Turn every line of the items into a Markdown table with the columns "Row" and "Line", numbering the rows and leaving out any blank lines.

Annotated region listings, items
————————

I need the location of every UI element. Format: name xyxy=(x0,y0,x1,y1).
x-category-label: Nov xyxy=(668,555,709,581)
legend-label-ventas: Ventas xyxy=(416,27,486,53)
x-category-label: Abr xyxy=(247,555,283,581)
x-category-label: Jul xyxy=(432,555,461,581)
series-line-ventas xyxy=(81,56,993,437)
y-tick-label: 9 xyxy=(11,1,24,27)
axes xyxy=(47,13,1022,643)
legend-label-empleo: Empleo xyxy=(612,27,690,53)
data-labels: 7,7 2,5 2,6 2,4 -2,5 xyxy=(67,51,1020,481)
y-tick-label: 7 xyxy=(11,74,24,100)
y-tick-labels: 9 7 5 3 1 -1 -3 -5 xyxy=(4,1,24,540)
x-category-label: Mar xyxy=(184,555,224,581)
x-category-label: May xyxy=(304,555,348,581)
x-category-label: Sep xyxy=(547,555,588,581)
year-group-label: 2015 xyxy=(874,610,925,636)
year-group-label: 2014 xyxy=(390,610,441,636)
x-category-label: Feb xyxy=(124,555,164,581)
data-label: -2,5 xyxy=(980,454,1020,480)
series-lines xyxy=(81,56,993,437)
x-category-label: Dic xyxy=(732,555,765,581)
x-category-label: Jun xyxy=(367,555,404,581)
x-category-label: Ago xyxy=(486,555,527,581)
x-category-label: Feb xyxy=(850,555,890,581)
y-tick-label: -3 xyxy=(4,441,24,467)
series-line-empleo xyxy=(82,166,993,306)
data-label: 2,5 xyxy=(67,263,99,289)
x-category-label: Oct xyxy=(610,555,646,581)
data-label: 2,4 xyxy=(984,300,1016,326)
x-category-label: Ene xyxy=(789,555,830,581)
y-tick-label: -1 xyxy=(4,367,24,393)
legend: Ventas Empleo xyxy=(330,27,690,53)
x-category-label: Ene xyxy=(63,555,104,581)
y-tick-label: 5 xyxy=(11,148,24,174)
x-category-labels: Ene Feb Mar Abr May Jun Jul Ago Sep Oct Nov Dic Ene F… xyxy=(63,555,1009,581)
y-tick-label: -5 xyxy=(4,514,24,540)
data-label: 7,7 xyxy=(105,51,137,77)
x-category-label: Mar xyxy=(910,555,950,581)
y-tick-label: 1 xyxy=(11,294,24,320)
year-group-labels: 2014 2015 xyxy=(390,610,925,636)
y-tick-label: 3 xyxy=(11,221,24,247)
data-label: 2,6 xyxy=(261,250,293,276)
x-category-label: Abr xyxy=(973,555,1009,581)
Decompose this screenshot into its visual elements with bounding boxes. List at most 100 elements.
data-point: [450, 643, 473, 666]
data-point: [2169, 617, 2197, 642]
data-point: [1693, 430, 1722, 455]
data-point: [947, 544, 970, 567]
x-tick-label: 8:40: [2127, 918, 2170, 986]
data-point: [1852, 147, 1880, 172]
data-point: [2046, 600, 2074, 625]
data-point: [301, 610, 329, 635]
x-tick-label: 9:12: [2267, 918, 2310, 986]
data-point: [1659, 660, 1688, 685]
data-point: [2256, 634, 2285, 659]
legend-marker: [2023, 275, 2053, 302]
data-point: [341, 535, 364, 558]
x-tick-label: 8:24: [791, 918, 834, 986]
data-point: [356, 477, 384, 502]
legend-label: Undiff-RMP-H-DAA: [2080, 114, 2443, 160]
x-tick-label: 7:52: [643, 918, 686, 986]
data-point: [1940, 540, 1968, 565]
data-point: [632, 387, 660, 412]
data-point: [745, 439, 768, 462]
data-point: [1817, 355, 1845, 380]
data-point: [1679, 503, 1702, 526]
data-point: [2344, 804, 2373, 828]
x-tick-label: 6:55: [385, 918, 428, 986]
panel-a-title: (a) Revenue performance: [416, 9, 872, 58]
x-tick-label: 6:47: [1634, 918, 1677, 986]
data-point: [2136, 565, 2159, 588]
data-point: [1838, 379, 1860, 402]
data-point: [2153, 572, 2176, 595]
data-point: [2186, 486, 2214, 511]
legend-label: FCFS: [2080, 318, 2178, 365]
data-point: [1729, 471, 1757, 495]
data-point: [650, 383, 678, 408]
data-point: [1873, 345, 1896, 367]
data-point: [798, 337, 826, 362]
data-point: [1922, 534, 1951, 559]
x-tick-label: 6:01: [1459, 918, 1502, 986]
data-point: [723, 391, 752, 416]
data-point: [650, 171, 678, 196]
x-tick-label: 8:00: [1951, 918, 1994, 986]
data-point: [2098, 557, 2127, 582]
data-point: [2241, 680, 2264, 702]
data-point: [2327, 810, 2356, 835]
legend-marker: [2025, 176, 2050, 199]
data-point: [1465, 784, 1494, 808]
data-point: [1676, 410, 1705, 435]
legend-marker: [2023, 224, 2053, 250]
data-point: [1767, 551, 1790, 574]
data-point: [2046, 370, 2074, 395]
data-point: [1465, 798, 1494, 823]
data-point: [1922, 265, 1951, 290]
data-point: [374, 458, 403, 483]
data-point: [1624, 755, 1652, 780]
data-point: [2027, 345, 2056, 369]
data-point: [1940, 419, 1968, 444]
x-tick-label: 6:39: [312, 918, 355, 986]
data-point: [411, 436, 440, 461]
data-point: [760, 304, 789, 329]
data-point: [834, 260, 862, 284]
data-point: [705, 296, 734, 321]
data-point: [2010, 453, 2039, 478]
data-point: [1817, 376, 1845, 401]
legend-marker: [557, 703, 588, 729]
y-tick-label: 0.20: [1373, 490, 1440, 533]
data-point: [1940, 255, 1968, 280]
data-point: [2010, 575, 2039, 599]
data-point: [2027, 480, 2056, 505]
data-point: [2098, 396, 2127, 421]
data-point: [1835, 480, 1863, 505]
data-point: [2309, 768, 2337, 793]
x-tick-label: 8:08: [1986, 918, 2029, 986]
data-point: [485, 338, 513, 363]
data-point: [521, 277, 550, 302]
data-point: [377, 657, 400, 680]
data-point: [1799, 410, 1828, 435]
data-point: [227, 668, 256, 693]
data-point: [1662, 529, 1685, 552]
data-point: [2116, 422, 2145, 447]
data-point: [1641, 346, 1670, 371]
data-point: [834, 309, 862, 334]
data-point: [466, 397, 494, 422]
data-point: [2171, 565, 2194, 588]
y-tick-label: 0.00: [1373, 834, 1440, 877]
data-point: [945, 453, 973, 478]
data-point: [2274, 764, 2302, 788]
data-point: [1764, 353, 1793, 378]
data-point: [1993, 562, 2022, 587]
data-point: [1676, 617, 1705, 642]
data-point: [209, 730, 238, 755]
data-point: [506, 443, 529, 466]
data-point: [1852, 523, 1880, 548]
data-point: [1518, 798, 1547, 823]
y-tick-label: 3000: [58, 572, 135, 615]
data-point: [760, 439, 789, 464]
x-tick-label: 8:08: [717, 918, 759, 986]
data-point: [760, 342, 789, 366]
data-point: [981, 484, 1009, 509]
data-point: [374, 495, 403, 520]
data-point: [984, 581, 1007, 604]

————————

THE ANSWER —
| Row | Line |
|---|---|
| 1 | I need the location of every UI element. Format: name xyxy=(x0,y0,x1,y1). |
| 2 | x-category-label: Nov xyxy=(668,555,709,581) |
| 3 | legend-label-ventas: Ventas xyxy=(416,27,486,53) |
| 4 | x-category-label: Abr xyxy=(247,555,283,581) |
| 5 | x-category-label: Jul xyxy=(432,555,461,581) |
| 6 | series-line-ventas xyxy=(81,56,993,437) |
| 7 | y-tick-label: 9 xyxy=(11,1,24,27) |
| 8 | axes xyxy=(47,13,1022,643) |
| 9 | legend-label-empleo: Empleo xyxy=(612,27,690,53) |
| 10 | data-labels: 7,7 2,5 2,6 2,4 -2,5 xyxy=(67,51,1020,481) |
| 11 | y-tick-label: 7 xyxy=(11,74,24,100) |
| 12 | y-tick-labels: 9 7 5 3 1 -1 -3 -5 xyxy=(4,1,24,540) |
| 13 | x-category-label: Mar xyxy=(184,555,224,581) |
| 14 | x-category-label: May xyxy=(304,555,348,581) |
| 15 | x-category-label: Sep xyxy=(547,555,588,581) |
| 16 | year-group-label: 2015 xyxy=(874,610,925,636) |
| 17 | year-group-label: 2014 xyxy=(390,610,441,636) |
| 18 | x-category-label: Feb xyxy=(124,555,164,581) |
| 19 | data-label: -2,5 xyxy=(980,454,1020,480) |
| 20 | series-lines xyxy=(81,56,993,437) |
| 21 | x-category-label: Dic xyxy=(732,555,765,581) |
| 22 | x-category-label: Jun xyxy=(367,555,404,581) |
| 23 | x-category-label: Ago xyxy=(486,555,527,581) |
| 24 | x-category-label: Feb xyxy=(850,555,890,581) |
| 25 | y-tick-label: -3 xyxy=(4,441,24,467) |
| 26 | series-line-empleo xyxy=(82,166,993,306) |
| 27 | data-label: 2,5 xyxy=(67,263,99,289) |
| 28 | x-category-label: Oct xyxy=(610,555,646,581) |
| 29 | data-label: 2,4 xyxy=(984,300,1016,326) |
| 30 | x-category-label: Ene xyxy=(789,555,830,581) |
| 31 | y-tick-label: -1 xyxy=(4,367,24,393) |
| 32 | legend: Ventas Empleo xyxy=(330,27,690,53) |
| 33 | x-category-label: Ene xyxy=(63,555,104,581) |
| 34 | y-tick-label: 5 xyxy=(11,148,24,174) |
| 35 | x-category-labels: Ene Feb Mar Abr May Jun Jul Ago Sep Oct Nov Dic Ene F… xyxy=(63,555,1009,581) |
| 36 | y-tick-label: -5 xyxy=(4,514,24,540) |
| 37 | data-label: 7,7 xyxy=(105,51,137,77) |
| 38 | x-category-label: Mar xyxy=(910,555,950,581) |
| 39 | y-tick-label: 1 xyxy=(11,294,24,320) |
| 40 | year-group-labels: 2014 2015 xyxy=(390,610,925,636) |
| 41 | y-tick-label: 3 xyxy=(11,221,24,247) |
| 42 | data-label: 2,6 xyxy=(261,250,293,276) |
| 43 | x-category-label: Abr xyxy=(973,555,1009,581) |
| 44 | Decompose this screenshot into its visual elements with bounding boxes. List at most 100 elements. |
| 45 | data-point: [450, 643, 473, 666] |
| 46 | data-point: [2169, 617, 2197, 642] |
| 47 | data-point: [1693, 430, 1722, 455] |
| 48 | data-point: [947, 544, 970, 567] |
| 49 | x-tick-label: 8:40: [2127, 918, 2170, 986] |
| 50 | data-point: [1852, 147, 1880, 172] |
| 51 | data-point: [2046, 600, 2074, 625] |
| 52 | data-point: [301, 610, 329, 635] |
| 53 | x-tick-label: 9:12: [2267, 918, 2310, 986] |
| 54 | data-point: [1659, 660, 1688, 685] |
| 55 | data-point: [2256, 634, 2285, 659] |
| 56 | legend-marker: [2023, 275, 2053, 302] |
| 57 | data-point: [341, 535, 364, 558] |
| 58 | x-tick-label: 8:24: [791, 918, 834, 986] |
| 59 | data-point: [356, 477, 384, 502] |
| 60 | legend-label: Undiff-RMP-H-DAA: [2080, 114, 2443, 160] |
| 61 | x-tick-label: 7:52: [643, 918, 686, 986] |
| 62 | data-point: [1940, 540, 1968, 565] |
| 63 | data-point: [632, 387, 660, 412] |
| 64 | data-point: [745, 439, 768, 462] |
| 65 | data-point: [1817, 355, 1845, 380] |
| 66 | data-point: [1679, 503, 1702, 526] |
| 67 | data-point: [2344, 804, 2373, 828] |
| 68 | x-tick-label: 6:55: [385, 918, 428, 986] |
| 69 | panel-a-title: (a) Revenue performance: [416, 9, 872, 58] |
| 70 | x-tick-label: 6:47: [1634, 918, 1677, 986] |
| 71 | data-point: [2136, 565, 2159, 588] |
| 72 | data-point: [1838, 379, 1860, 402] |
| 73 | data-point: [2153, 572, 2176, 595] |
| 74 | data-point: [2186, 486, 2214, 511] |
| 75 | legend-label: FCFS: [2080, 318, 2178, 365] |
| 76 | data-point: [1729, 471, 1757, 495] |
| 77 | data-point: [650, 383, 678, 408] |
| 78 | data-point: [1873, 345, 1896, 367] |
| 79 | data-point: [798, 337, 826, 362] |
| 80 | data-point: [1922, 534, 1951, 559] |
| 81 | x-tick-label: 6:01: [1459, 918, 1502, 986] |
| 82 | data-point: [723, 391, 752, 416] |
| 83 | data-point: [650, 171, 678, 196] |
| 84 | x-tick-label: 8:00: [1951, 918, 1994, 986] |
| 85 | data-point: [2098, 557, 2127, 582] |
| 86 | data-point: [2241, 680, 2264, 702] |
| 87 | data-point: [2327, 810, 2356, 835] |
| 88 | legend-marker: [2025, 176, 2050, 199] |
| 89 | data-point: [1465, 784, 1494, 808] |
| 90 | data-point: [1676, 410, 1705, 435] |
| 91 | legend-marker: [2023, 224, 2053, 250] |
| 92 | data-point: [1767, 551, 1790, 574] |
| 93 | data-point: [2046, 370, 2074, 395] |
| 94 | data-point: [1465, 798, 1494, 823] |
| 95 | data-point: [1922, 265, 1951, 290] |
| 96 | data-point: [374, 458, 403, 483] |
| 97 | data-point: [1624, 755, 1652, 780] |
| 98 | data-point: [2027, 345, 2056, 369] |
| 99 | data-point: [1940, 419, 1968, 444] |
| 100 | x-tick-label: 6:39: [312, 918, 355, 986] |
| 101 | data-point: [411, 436, 440, 461] |
| 102 | data-point: [760, 304, 789, 329] |
| 103 | data-point: [834, 260, 862, 284] |
| 104 | data-point: [705, 296, 734, 321] |
| 105 | data-point: [2010, 453, 2039, 478] |
| 106 | data-point: [1817, 376, 1845, 401] |
| 107 | legend-marker: [557, 703, 588, 729] |
| 108 | y-tick-label: 0.20: [1373, 490, 1440, 533] |
| 109 | data-point: [1940, 255, 1968, 280] |
| 110 | data-point: [2010, 575, 2039, 599] |
| 111 | data-point: [2027, 480, 2056, 505] |
| 112 | data-point: [2098, 396, 2127, 421] |
| 113 | data-point: [1835, 480, 1863, 505] |
| 114 | data-point: [2309, 768, 2337, 793] |
| 115 | x-tick-label: 8:08: [1986, 918, 2029, 986] |
| 116 | data-point: [485, 338, 513, 363] |
| 117 | data-point: [521, 277, 550, 302] |
| 118 | data-point: [377, 657, 400, 680] |
| 119 | data-point: [1799, 410, 1828, 435] |
| 120 | data-point: [227, 668, 256, 693] |
| 121 | data-point: [1662, 529, 1685, 552] |
| 122 | data-point: [2116, 422, 2145, 447] |
| 123 | data-point: [1641, 346, 1670, 371] |
| 124 | data-point: [834, 309, 862, 334] |
| 125 | data-point: [466, 397, 494, 422] |
| 126 | data-point: [2171, 565, 2194, 588] |
| 127 | y-tick-label: 0.00: [1373, 834, 1440, 877] |
| 128 | data-point: [945, 453, 973, 478] |
| 129 | data-point: [2274, 764, 2302, 788] |
| 130 | data-point: [1764, 353, 1793, 378] |
| 131 | data-point: [1993, 562, 2022, 587] |
| 132 | data-point: [1676, 617, 1705, 642] |
| 133 | data-point: [209, 730, 238, 755] |
| 134 | data-point: [506, 443, 529, 466] |
| 135 | data-point: [1852, 523, 1880, 548] |
| 136 | data-point: [1518, 798, 1547, 823] |
| 137 | y-tick-label: 3000: [58, 572, 135, 615] |
| 138 | data-point: [760, 439, 789, 464] |
| 139 | x-tick-label: 8:08: [717, 918, 759, 986] |
| 140 | data-point: [760, 342, 789, 366] |
| 141 | data-point: [981, 484, 1009, 509] |
| 142 | data-point: [374, 495, 403, 520] |
| 143 | data-point: [984, 581, 1007, 604] |